PROBLEM:
Quote all entries in full, exactly.

ENTRIES:
————

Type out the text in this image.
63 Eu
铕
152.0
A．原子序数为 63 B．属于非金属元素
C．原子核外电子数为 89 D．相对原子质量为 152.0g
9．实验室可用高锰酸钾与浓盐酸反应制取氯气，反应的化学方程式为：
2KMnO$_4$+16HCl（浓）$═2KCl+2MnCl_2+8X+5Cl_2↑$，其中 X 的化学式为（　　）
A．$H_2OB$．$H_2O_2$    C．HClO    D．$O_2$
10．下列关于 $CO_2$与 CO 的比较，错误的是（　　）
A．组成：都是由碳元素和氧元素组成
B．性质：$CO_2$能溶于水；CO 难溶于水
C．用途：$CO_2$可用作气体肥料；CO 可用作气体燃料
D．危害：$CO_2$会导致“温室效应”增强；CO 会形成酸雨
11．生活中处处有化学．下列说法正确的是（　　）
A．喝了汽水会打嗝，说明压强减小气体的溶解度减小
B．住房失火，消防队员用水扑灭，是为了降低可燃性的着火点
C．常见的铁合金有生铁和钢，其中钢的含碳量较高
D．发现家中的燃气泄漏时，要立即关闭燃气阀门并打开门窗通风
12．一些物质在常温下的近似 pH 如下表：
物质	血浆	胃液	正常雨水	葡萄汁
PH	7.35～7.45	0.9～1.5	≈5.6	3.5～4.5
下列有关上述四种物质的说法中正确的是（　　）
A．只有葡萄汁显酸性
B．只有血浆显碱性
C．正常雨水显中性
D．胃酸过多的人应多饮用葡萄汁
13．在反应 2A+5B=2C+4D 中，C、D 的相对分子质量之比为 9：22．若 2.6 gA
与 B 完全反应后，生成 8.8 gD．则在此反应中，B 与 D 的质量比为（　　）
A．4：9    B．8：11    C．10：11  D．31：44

————

CORRECT RESULT:
Type out the text in this image.
63 Eu
铕
152.0
A．原子序数为 63 B．属于非金属元素
C．原子核外电子数为 89 D．相对原子质量为 152.0g
9．实验室可用高锰酸钾与浓盐酸反应制取氯气，反应的化学方程式为：
2KMnO$_4$+16HCl（浓）$═2KCl+2MnCl_2+8X+5Cl_2↑$，其中 X 的化学式为（　　）
A．$H_2OB$．$H_2O_2$    C．HClO    D．$O_2$
10．下列关于 $CO_2$与 CO 的比较，错误的是（　　）
A．组成：都是由碳元素和氧元素组成
B．性质：$CO_2$能溶于水；CO 难溶于水
C．用途：$CO_2$可用作气体肥料；CO 可用作气体燃料
D．危害：$CO_2$会导致“温室效应”增强；CO 会形成酸雨
11．生活中处处有化学．下列说法正确的是（　　）
A．喝了汽水会打嗝，说明压强减小气体的溶解度减小
B．住房失火，消防队员用水扑灭，是为了降低可燃性的着火点
C．常见的铁合金有生铁和钢，其中钢的含碳量较高
D．发现家中的燃气泄漏时，要立即关闭燃气阀门并打开门窗通风
12．一些物质在常温下的近似 pH 如下表：
物质	血浆	胃液	正常雨水	葡萄汁
PH	7.35～7.45	0.9～1.5	≈5.6	3.5～4.5
下列有关上述四种物质的说法中正确的是（　　）
A．只有葡萄汁显酸性
B．只有血浆显碱性
C．正常雨水显中性
D．胃酸过多的人应多饮用葡萄汁
13．在反应 2A+5B=2C+4D 中，C、D 的相对分子质量之比为 9：22．若 2.6 gA
与 B 完全反应后，生成 8.8 gD．则在此反应中，B 与 D 的质量比为（　　）
A．4：9    B．8：11    C．10：11  D．31：44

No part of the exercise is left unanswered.